**Description of the task**
Every line that contains the word "Exchange" should be copied out.

[Rows from a dataset]
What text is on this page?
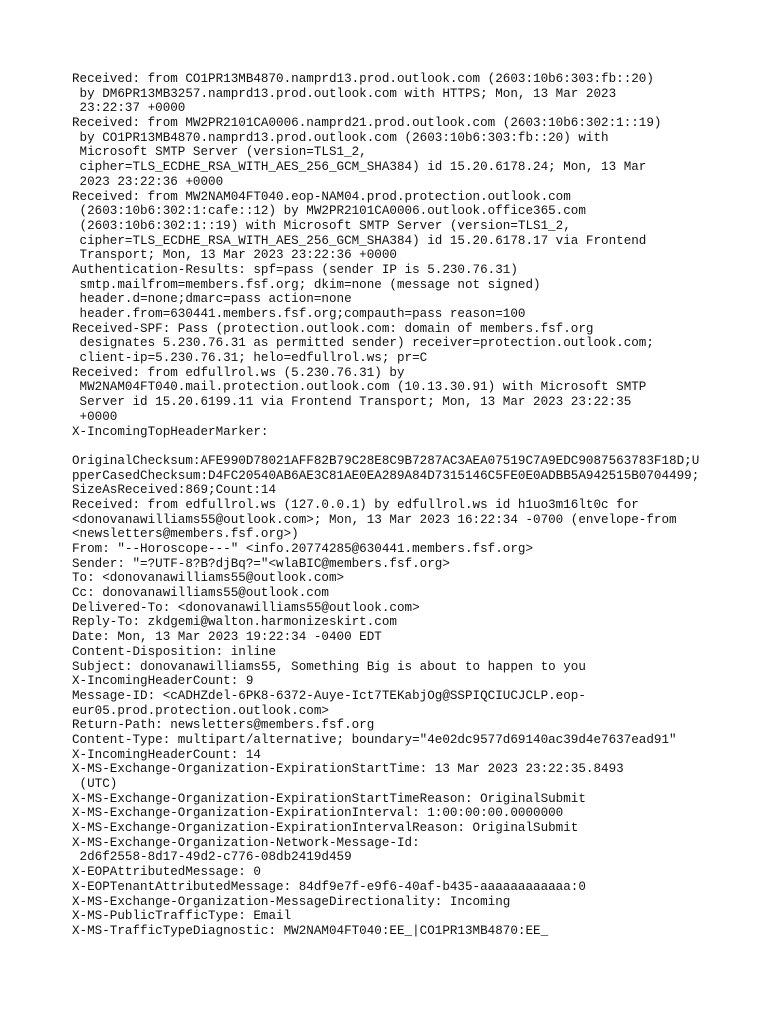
Received: from CO1PR13MB4870.namprd13.prod.outlook.com (2603:10b6:303:fb::20)
by DM6PR13MB3257.namprd13.prod.outlook.com with HTTPS; Mon, 13 Mar 2023
23:22:37 +0000
Received: from MW2PR2101CA0006.namprd21.prod.outlook.com (2603:10b6:302:1::19)
by CO1PR13MB4870.namprd13.prod.outlook.com (2603:10b6:303:fb::20) with
Microsoft SMTP Server (version=TLS1_2,
cipher=TLS_ECDHE_RSA_WITH_AES_256_GCM_SHA384) id 15.20.6178.24; Mon, 13 Mar
2023 23:22:36 +0000
Received: from MW2NAM04FT040.eop-NAM04.prod.protection.outlook.com
(2603:10b6:302:1:cafe::12) by MW2PR2101CA0006.outlook.office365.com
(2603:10b6:302:1::19) with Microsoft SMTP Server (version=TLS1_2,
cipher=TLS_ECDHE_RSA_WITH_AES_256_GCM_SHA384) id 15.20.6178.17 via Frontend
Transport; Mon, 13 Mar 2023 23:22:36 +0000
Authentication-Results: spf=pass (sender IP is 5.230.76.31)
smtp.mailfrom=members.fsf.org; dkim=none (message not signed)
header.d=none;dmarc=pass action=none
header.from=630441.members.fsf.org;compauth=pass reason=100
Received-SPF: Pass (protection.outlook.com: domain of members.fsf.org
designates 5.230.76.31 as permitted sender) receiver=protection.outlook.com;
client-ip=5.230.76.31; helo=edfullrol.ws; pr=C
Received: from edfullrol.ws (5.230.76.31) by
MW2NAM04FT040.mail.protection.outlook.com (10.13.30.91) with Microsoft SMTP
Server id 15.20.6199.11 via Frontend Transport; Mon, 13 Mar 2023 23:22:35
+0000
X-IncomingTopHeaderMarker:
OriginalChecksum:AFE990D78021AFF82B79C28E8C9B7287AC3AEA07519C7A9EDC9087563783F18D;U
pperCasedChecksum:D4FC20540AB6AE3C81AE0EA289A84D7315146C5FE0E0ADBB5A942515B0704499;
SizeAsReceived:869;Count:14
Received: from edfullrol.ws (127.0.0.1) by edfullrol.ws id h1uo3m16lt0c for
<donovanawilliams55@outlook.com>; Mon, 13 Mar 2023 16:22:34 -0700 (envelope-from
<newsletters@members.fsf.org>)
From: "--Horoscope---" <info.20774285@630441.members.fsf.org>
Sender: "=?UTF-8?B?djBq?="<wlaBIC@members.fsf.org>
To: <donovanawilliams55@outlook.com>
Cc: donovanawilliams55@outlook.com
Delivered-To: <donovanawilliams55@outlook.com>
Reply-To: zkdgemi@walton.harmonizeskirt.com
Date: Mon, 13 Mar 2023 19:22:34 -0400 EDT
Content-Disposition: inline
Subject: donovanawilliams55, Something Big is about to happen to you
X-IncomingHeaderCount: 9
Message-ID: <cADHZdel-6PK8-6372-Auye-Ict7TEKabjOg@SSPIQCIUCJCLP.eop-
eur05.prod.protection.outlook.com>
Return-Path: newsletters@members.fsf.org
Content-Type: multipart/alternative; boundary="4e02dc9577d69140ac39d4e7637ead91"
X-IncomingHeaderCount: 14
X-MS-Exchange-Organization-ExpirationStartTime: 13 Mar 2023 23:22:35.8493
(UTC)
X-MS-Exchange-Organization-ExpirationStartTimeReason: OriginalSubmit
X-MS-Exchange-Organization-ExpirationInterval: 1:00:00:00.0000000
X-MS-Exchange-Organization-ExpirationIntervalReason: OriginalSubmit
X-MS-Exchange-Organization-Network-Message-Id:
2d6f2558-8d17-49d2-c776-08db2419d459
X-EOPAttributedMessage: 0
X-EOPTenantAttributedMessage: 84df9e7f-e9f6-40af-b435-aaaaaaaaaaaa:0
X-MS-Exchange-Organization-MessageDirectionality: Incoming
X-MS-PublicTrafficType: Email
X-MS-TrafficTypeDiagnostic: MW2NAM04FT040:EE_|CO1PR13MB4870:EE_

**The reply**
X-MS-Exchange-Organization-ExpirationStartTime: 13 Mar 2023 23:22:35.8493
X-MS-Exchange-Organization-ExpirationStartTimeReason: OriginalSubmit
X-MS-Exchange-Organization-ExpirationInterval: 1:00:00:00.0000000
X-MS-Exchange-Organization-ExpirationIntervalReason: OriginalSubmit
X-MS-Exchange-Organization-Network-Message-Id:
X-MS-Exchange-Organization-MessageDirectionality: Incoming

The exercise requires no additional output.